Reproduce all entries precisely as they are written.

## Stored data
#####

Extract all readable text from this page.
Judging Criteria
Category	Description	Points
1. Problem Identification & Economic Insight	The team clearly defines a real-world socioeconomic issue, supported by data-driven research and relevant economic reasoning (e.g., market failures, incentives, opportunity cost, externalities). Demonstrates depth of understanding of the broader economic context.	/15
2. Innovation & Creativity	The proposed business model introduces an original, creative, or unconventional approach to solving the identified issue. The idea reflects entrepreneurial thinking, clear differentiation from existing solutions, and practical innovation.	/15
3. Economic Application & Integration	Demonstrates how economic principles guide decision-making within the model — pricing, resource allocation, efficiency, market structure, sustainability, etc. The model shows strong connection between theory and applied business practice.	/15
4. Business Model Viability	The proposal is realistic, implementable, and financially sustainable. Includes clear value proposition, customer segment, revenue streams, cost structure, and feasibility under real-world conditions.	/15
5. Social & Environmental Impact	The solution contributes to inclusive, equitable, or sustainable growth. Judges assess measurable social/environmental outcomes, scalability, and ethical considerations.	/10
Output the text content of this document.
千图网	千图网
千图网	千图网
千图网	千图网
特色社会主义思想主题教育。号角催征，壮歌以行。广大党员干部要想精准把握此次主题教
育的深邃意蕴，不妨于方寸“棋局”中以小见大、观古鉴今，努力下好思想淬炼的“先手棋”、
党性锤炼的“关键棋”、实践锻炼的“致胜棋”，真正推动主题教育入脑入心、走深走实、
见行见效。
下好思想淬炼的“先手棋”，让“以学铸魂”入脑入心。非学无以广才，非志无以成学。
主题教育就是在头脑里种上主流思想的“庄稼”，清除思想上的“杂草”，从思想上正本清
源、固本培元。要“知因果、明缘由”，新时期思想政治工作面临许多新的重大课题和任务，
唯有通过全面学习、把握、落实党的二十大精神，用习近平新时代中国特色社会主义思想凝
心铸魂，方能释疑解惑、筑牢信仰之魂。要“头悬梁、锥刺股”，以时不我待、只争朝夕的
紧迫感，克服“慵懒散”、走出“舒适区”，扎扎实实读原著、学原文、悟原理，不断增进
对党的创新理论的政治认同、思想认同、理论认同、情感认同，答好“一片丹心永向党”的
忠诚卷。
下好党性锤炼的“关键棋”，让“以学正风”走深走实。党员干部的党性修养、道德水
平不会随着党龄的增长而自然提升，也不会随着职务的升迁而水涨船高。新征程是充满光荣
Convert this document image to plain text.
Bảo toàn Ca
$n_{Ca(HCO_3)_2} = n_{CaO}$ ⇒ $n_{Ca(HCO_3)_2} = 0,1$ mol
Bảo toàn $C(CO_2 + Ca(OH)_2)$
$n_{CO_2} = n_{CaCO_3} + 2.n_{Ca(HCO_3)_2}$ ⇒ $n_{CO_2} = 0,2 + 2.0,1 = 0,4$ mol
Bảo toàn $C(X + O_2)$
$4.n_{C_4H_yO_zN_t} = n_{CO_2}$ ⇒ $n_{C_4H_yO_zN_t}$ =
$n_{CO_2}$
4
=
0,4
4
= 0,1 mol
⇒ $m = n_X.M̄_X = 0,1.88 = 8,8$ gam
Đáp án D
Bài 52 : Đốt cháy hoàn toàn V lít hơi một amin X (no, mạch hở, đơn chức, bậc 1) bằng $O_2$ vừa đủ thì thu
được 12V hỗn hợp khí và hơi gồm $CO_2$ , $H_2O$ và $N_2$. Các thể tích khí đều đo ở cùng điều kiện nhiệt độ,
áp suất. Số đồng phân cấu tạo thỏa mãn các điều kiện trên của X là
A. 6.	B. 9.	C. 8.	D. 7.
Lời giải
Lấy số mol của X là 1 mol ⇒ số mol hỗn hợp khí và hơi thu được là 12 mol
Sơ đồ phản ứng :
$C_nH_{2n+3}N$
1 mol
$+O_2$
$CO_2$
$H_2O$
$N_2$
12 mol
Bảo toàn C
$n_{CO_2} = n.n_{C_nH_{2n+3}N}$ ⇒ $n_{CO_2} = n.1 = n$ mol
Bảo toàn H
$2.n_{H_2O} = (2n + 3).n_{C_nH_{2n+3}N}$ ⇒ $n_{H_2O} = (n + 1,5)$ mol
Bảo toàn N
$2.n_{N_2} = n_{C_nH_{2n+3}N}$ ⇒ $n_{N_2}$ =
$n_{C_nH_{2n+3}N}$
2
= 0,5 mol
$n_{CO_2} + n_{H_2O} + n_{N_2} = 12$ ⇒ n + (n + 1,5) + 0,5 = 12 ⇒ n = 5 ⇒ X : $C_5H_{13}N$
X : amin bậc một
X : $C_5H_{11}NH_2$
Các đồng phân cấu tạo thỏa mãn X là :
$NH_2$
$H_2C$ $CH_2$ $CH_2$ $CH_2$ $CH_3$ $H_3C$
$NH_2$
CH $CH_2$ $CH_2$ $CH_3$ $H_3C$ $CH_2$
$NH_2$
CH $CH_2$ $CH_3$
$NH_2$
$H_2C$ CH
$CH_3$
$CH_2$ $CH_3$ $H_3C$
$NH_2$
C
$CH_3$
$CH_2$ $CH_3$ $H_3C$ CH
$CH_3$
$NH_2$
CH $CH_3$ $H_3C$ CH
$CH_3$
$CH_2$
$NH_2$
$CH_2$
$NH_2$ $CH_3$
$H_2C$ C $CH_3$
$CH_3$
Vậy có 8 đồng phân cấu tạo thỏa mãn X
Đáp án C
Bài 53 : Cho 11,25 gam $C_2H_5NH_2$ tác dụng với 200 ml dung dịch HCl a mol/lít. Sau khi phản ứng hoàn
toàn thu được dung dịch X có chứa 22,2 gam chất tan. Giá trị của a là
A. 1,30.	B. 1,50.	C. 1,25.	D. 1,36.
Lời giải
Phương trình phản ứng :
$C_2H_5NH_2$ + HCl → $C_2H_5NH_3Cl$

#####

## Task solution
Extract all readable text from this page.
Judging Criteria
Category	Description	Points
1. Problem Identification & Economic Insight	The team clearly defines a real-world socioeconomic issue, supported by data-driven research and relevant economic reasoning (e.g., market failures, incentives, opportunity cost, externalities). Demonstrates depth of understanding of the broader economic context.	/15
2. Innovation & Creativity	The proposed business model introduces an original, creative, or unconventional approach to solving the identified issue. The idea reflects entrepreneurial thinking, clear differentiation from existing solutions, and practical innovation.	/15
3. Economic Application & Integration	Demonstrates how economic principles guide decision-making within the model — pricing, resource allocation, efficiency, market structure, sustainability, etc. The model shows strong connection between theory and applied business practice.	/15
4. Business Model Viability	The proposal is realistic, implementable, and financially sustainable. Includes clear value proposition, customer segment, revenue streams, cost structure, and feasibility under real-world conditions.	/15
5. Social & Environmental Impact	The solution contributes to inclusive, equitable, or sustainable growth. Judges assess measurable social/environmental outcomes, scalability, and ethical considerations.	/10
Output the text content of this document.
千图网	千图网
千图网	千图网
千图网	千图网
特色社会主义思想主题教育。号角催征，壮歌以行。广大党员干部要想精准把握此次主题教
育的深邃意蕴，不妨于方寸“棋局”中以小见大、观古鉴今，努力下好思想淬炼的“先手棋”、
党性锤炼的“关键棋”、实践锻炼的“致胜棋”，真正推动主题教育入脑入心、走深走实、
见行见效。
下好思想淬炼的“先手棋”，让“以学铸魂”入脑入心。非学无以广才，非志无以成学。
主题教育就是在头脑里种上主流思想的“庄稼”，清除思想上的“杂草”，从思想上正本清
源、固本培元。要“知因果、明缘由”，新时期思想政治工作面临许多新的重大课题和任务，
唯有通过全面学习、把握、落实党的二十大精神，用习近平新时代中国特色社会主义思想凝
心铸魂，方能释疑解惑、筑牢信仰之魂。要“头悬梁、锥刺股”，以时不我待、只争朝夕的
紧迫感，克服“慵懒散”、走出“舒适区”，扎扎实实读原著、学原文、悟原理，不断增进
对党的创新理论的政治认同、思想认同、理论认同、情感认同，答好“一片丹心永向党”的
忠诚卷。
下好党性锤炼的“关键棋”，让“以学正风”走深走实。党员干部的党性修养、道德水
平不会随着党龄的增长而自然提升，也不会随着职务的升迁而水涨船高。新征程是充满光荣
Convert this document image to plain text.
Bảo toàn Ca
$n_{Ca(HCO_3)_2} = n_{CaO}$ ⇒ $n_{Ca(HCO_3)_2} = 0,1$ mol
Bảo toàn $C(CO_2 + Ca(OH)_2)$
$n_{CO_2} = n_{CaCO_3} + 2.n_{Ca(HCO_3)_2}$ ⇒ $n_{CO_2} = 0,2 + 2.0,1 = 0,4$ mol
Bảo toàn $C(X + O_2)$
$4.n_{C_4H_yO_zN_t} = n_{CO_2}$ ⇒ $n_{C_4H_yO_zN_t}$ =
$n_{CO_2}$
4
=
0,4
4
= 0,1 mol
⇒ $m = n_X.M̄_X = 0,1.88 = 8,8$ gam
Đáp án D
Bài 52 : Đốt cháy hoàn toàn V lít hơi một amin X (no, mạch hở, đơn chức, bậc 1) bằng $O_2$ vừa đủ thì thu
được 12V hỗn hợp khí và hơi gồm $CO_2$ , $H_2O$ và $N_2$. Các thể tích khí đều đo ở cùng điều kiện nhiệt độ,
áp suất. Số đồng phân cấu tạo thỏa mãn các điều kiện trên của X là
A. 6.	B. 9.	C. 8.	D. 7.
Lời giải
Lấy số mol của X là 1 mol ⇒ số mol hỗn hợp khí và hơi thu được là 12 mol
Sơ đồ phản ứng :
$C_nH_{2n+3}N$
1 mol
$+O_2$
$CO_2$
$H_2O$
$N_2$
12 mol
Bảo toàn C
$n_{CO_2} = n.n_{C_nH_{2n+3}N}$ ⇒ $n_{CO_2} = n.1 = n$ mol
Bảo toàn H
$2.n_{H_2O} = (2n + 3).n_{C_nH_{2n+3}N}$ ⇒ $n_{H_2O} = (n + 1,5)$ mol
Bảo toàn N
$2.n_{N_2} = n_{C_nH_{2n+3}N}$ ⇒ $n_{N_2}$ =
$n_{C_nH_{2n+3}N}$
2
= 0,5 mol
$n_{CO_2} + n_{H_2O} + n_{N_2} = 12$ ⇒ n + (n + 1,5) + 0,5 = 12 ⇒ n = 5 ⇒ X : $C_5H_{13}N$
X : amin bậc một
X : $C_5H_{11}NH_2$
Các đồng phân cấu tạo thỏa mãn X là :
$NH_2$
$H_2C$ $CH_2$ $CH_2$ $CH_2$ $CH_3$ $H_3C$
$NH_2$
CH $CH_2$ $CH_2$ $CH_3$ $H_3C$ $CH_2$
$NH_2$
CH $CH_2$ $CH_3$
$NH_2$
$H_2C$ CH
$CH_3$
$CH_2$ $CH_3$ $H_3C$
$NH_2$
C
$CH_3$
$CH_2$ $CH_3$ $H_3C$ CH
$CH_3$
$NH_2$
CH $CH_3$ $H_3C$ CH
$CH_3$
$CH_2$
$NH_2$
$CH_2$
$NH_2$ $CH_3$
$H_2C$ C $CH_3$
$CH_3$
Vậy có 8 đồng phân cấu tạo thỏa mãn X
Đáp án C
Bài 53 : Cho 11,25 gam $C_2H_5NH_2$ tác dụng với 200 ml dung dịch HCl a mol/lít. Sau khi phản ứng hoàn
toàn thu được dung dịch X có chứa 22,2 gam chất tan. Giá trị của a là
A. 1,30.	B. 1,50.	C. 1,25.	D. 1,36.
Lời giải
Phương trình phản ứng :
$C_2H_5NH_2$ + HCl → $C_2H_5NH_3Cl$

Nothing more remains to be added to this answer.